[Dataset excerpts]
────

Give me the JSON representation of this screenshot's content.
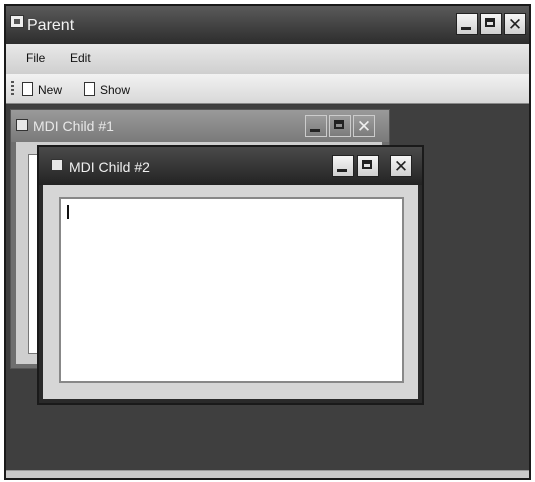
{
  "parent": {
    "title": "Parent",
    "menu": [
      "File",
      "Edit"
    ],
    "toolbar": {
      "new_label": "New",
      "show_label": "Show"
    }
  },
  "children": [
    {
      "title": "MDI Child #1"
    },
    {
      "title": "MDI Child #2"
    }
  ],
  "colors": {
    "titlebar_active": "#2d2d2d",
    "mdi_background": "#3f3f3f",
    "control_face": "#d6d6d6"
  },
  "icons": [
    "app-icon",
    "minimize-icon",
    "maximize-icon",
    "close-icon",
    "new-document-icon",
    "show-window-icon"
  ]
}
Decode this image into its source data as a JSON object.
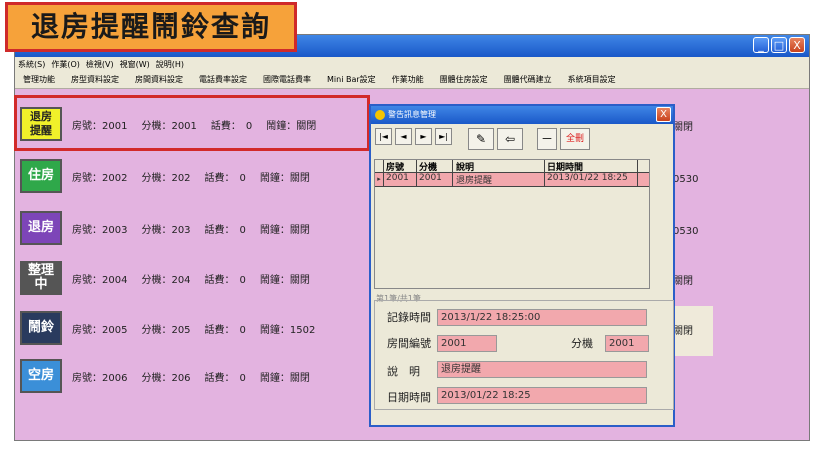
{
  "banner": {
    "title": "退房提醒鬧鈴查詢"
  },
  "window": {
    "min": "_",
    "max": "□",
    "close": "X"
  },
  "menu": [
    "系統(S)",
    "作業(O)",
    "檢視(V)",
    "視窗(W)",
    "說明(H)"
  ],
  "toolbar": [
    "管理功能",
    "房型資料設定",
    "房間資料設定",
    "電話費率設定",
    "國際電話費率",
    "Mini Bar設定",
    "作業功能",
    "團體住房設定",
    "團體代碼建立",
    "系統項目設定"
  ],
  "rooms": [
    {
      "status": "退房提醒",
      "status_color": "#f0f02a",
      "status_text_color": "#222",
      "room": "房號：2001",
      "ext": "分機：2001",
      "fee": "話費：　0",
      "alarm": "鬧鐘：關閉",
      "right": "：關閉"
    },
    {
      "status": "住房",
      "status_color": "#2fa84a",
      "status_text_color": "#fff",
      "room": "房號：2002",
      "ext": "分機：202",
      "fee": "話費：　0",
      "alarm": "鬧鐘：關閉",
      "right": "：0530"
    },
    {
      "status": "退房",
      "status_color": "#7d45b8",
      "status_text_color": "#fff",
      "room": "房號：2003",
      "ext": "分機：203",
      "fee": "話費：　0",
      "alarm": "鬧鐘：關閉",
      "right": "：0530"
    },
    {
      "status": "整理中",
      "status_color": "#555555",
      "status_text_color": "#fff",
      "room": "房號：2004",
      "ext": "分機：204",
      "fee": "話費：　0",
      "alarm": "鬧鐘：關閉",
      "right": "：關閉"
    },
    {
      "status": "鬧鈴",
      "status_color": "#2a3b5e",
      "status_text_color": "#fff",
      "room": "房號：2005",
      "ext": "分機：205",
      "fee": "話費：　0",
      "alarm": "鬧鐘：1502",
      "right": "：關閉"
    },
    {
      "status": "空房",
      "status_color": "#3b8fd8",
      "status_text_color": "#fff",
      "room": "房號：2006",
      "ext": "分機：206",
      "fee": "話費：　0",
      "alarm": "鬧鐘：關閉",
      "right": ""
    }
  ],
  "dialog": {
    "title": "警告訊息管理",
    "close": "X",
    "nav": [
      "|◄",
      "◄",
      "►",
      "►|"
    ],
    "tools": [
      "✎",
      "⇦",
      "－"
    ],
    "delete_label": "全刪",
    "headers": [
      "房號",
      "分機",
      "說明",
      "日期時間"
    ],
    "row": {
      "marker": "▸",
      "room": "2001",
      "ext": "2001",
      "desc": "退房提醒",
      "datetime": "2013/01/22 18:25"
    },
    "record_counter": "第1筆/共1筆",
    "fields": {
      "record_time_label": "記錄時間",
      "record_time": "2013/1/22 18:25:00",
      "room_label": "房間編號",
      "room": "2001",
      "ext_label": "分機",
      "ext": "2001",
      "desc_label": "說　明",
      "desc": "退房提醒",
      "date_label": "日期時間",
      "date": "2013/01/22 18:25"
    }
  }
}
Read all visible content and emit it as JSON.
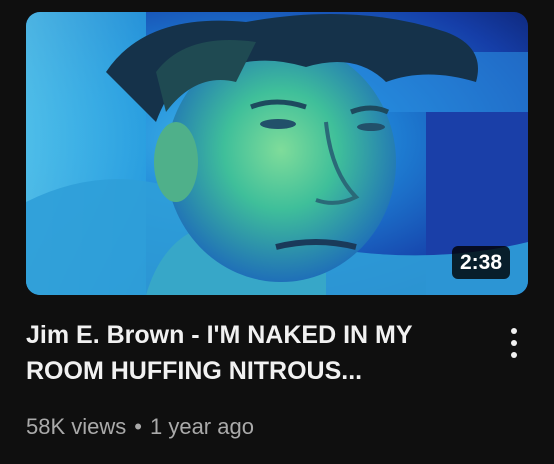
{
  "video": {
    "duration": "2:38",
    "title": "Jim E. Brown - I'M NAKED IN MY ROOM HUFFING NITROUS...",
    "views": "58K views",
    "separator": "•",
    "age": "1 year ago",
    "menu_icon": "more-vert-icon"
  },
  "colors": {
    "background": "#0f0f0f",
    "title": "#f1f1f1",
    "meta": "#aaaaaa"
  }
}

────

▸ Work instructions
Transcribe each line above verbatim, with the pictures left out.

▸ Task answer
Give me the JSON representation of this screenshot's content.
{
  "parent": {
    "title": "Parent",
    "menu": [
      "File",
      "Edit"
    ],
    "toolbar": {
      "new_label": "New",
      "show_label": "Show"
    }
  },
  "children": [
    {
      "title": "MDI Child #1"
    },
    {
      "title": "MDI Child #2"
    }
  ],
  "colors": {
    "titlebar_active": "#2d2d2d",
    "mdi_background": "#3f3f3f",
    "control_face": "#d6d6d6"
  },
  "icons": [
    "app-icon",
    "minimize-icon",
    "maximize-icon",
    "close-icon",
    "new-document-icon",
    "show-window-icon"
  ]
}
Decode this image into its source data as a JSON object.
{
  "banner": {
    "title": "退房提醒鬧鈴查詢"
  },
  "window": {
    "min": "_",
    "max": "□",
    "close": "X"
  },
  "menu": [
    "系統(S)",
    "作業(O)",
    "檢視(V)",
    "視窗(W)",
    "說明(H)"
  ],
  "toolbar": [
    "管理功能",
    "房型資料設定",
    "房間資料設定",
    "電話費率設定",
    "國際電話費率",
    "Mini Bar設定",
    "作業功能",
    "團體住房設定",
    "團體代碼建立",
    "系統項目設定"
  ],
  "rooms": [
    {
      "status": "退房提醒",
      "status_color": "#f0f02a",
      "status_text_color": "#222",
      "room": "房號：2001",
      "ext": "分機：2001",
      "fee": "話費：　0",
      "alarm": "鬧鐘：關閉",
      "right": "：關閉"
    },
    {
      "status": "住房",
      "status_color": "#2fa84a",
      "status_text_color": "#fff",
      "room": "房號：2002",
      "ext": "分機：202",
      "fee": "話費：　0",
      "alarm": "鬧鐘：關閉",
      "right": "：0530"
    },
    {
      "status": "退房",
      "status_color": "#7d45b8",
      "status_text_color": "#fff",
      "room": "房號：2003",
      "ext": "分機：203",
      "fee": "話費：　0",
      "alarm": "鬧鐘：關閉",
      "right": "：0530"
    },
    {
      "status": "整理中",
      "status_color": "#555555",
      "status_text_color": "#fff",
      "room": "房號：2004",
      "ext": "分機：204",
      "fee": "話費：　0",
      "alarm": "鬧鐘：關閉",
      "right": "：關閉"
    },
    {
      "status": "鬧鈴",
      "status_color": "#2a3b5e",
      "status_text_color": "#fff",
      "room": "房號：2005",
      "ext": "分機：205",
      "fee": "話費：　0",
      "alarm": "鬧鐘：1502",
      "right": "：關閉"
    },
    {
      "status": "空房",
      "status_color": "#3b8fd8",
      "status_text_color": "#fff",
      "room": "房號：2006",
      "ext": "分機：206",
      "fee": "話費：　0",
      "alarm": "鬧鐘：關閉",
      "right": ""
    }
  ],
  "dialog": {
    "title": "警告訊息管理",
    "close": "X",
    "nav": [
      "|◄",
      "◄",
      "►",
      "►|"
    ],
    "tools": [
      "✎",
      "⇦",
      "－"
    ],
    "delete_label": "全刪",
    "headers": [
      "房號",
      "分機",
      "說明",
      "日期時間"
    ],
    "row": {
      "marker": "▸",
      "room": "2001",
      "ext": "2001",
      "desc": "退房提醒",
      "datetime": "2013/01/22 18:25"
    },
    "record_counter": "第1筆/共1筆",
    "fields": {
      "record_time_label": "記錄時間",
      "record_time": "2013/1/22 18:25:00",
      "room_label": "房間編號",
      "room": "2001",
      "ext_label": "分機",
      "ext": "2001",
      "desc_label": "說　明",
      "desc": "退房提醒",
      "date_label": "日期時間",
      "date": "2013/01/22 18:25"
    }
  }
}
Read all visible content and emit it as JSON.
{
  "video": {
    "duration": "2:38",
    "title": "Jim E. Brown - I'M NAKED IN MY ROOM HUFFING NITROUS...",
    "views": "58K views",
    "separator": "•",
    "age": "1 year ago",
    "menu_icon": "more-vert-icon"
  },
  "colors": {
    "background": "#0f0f0f",
    "title": "#f1f1f1",
    "meta": "#aaaaaa"
  }
}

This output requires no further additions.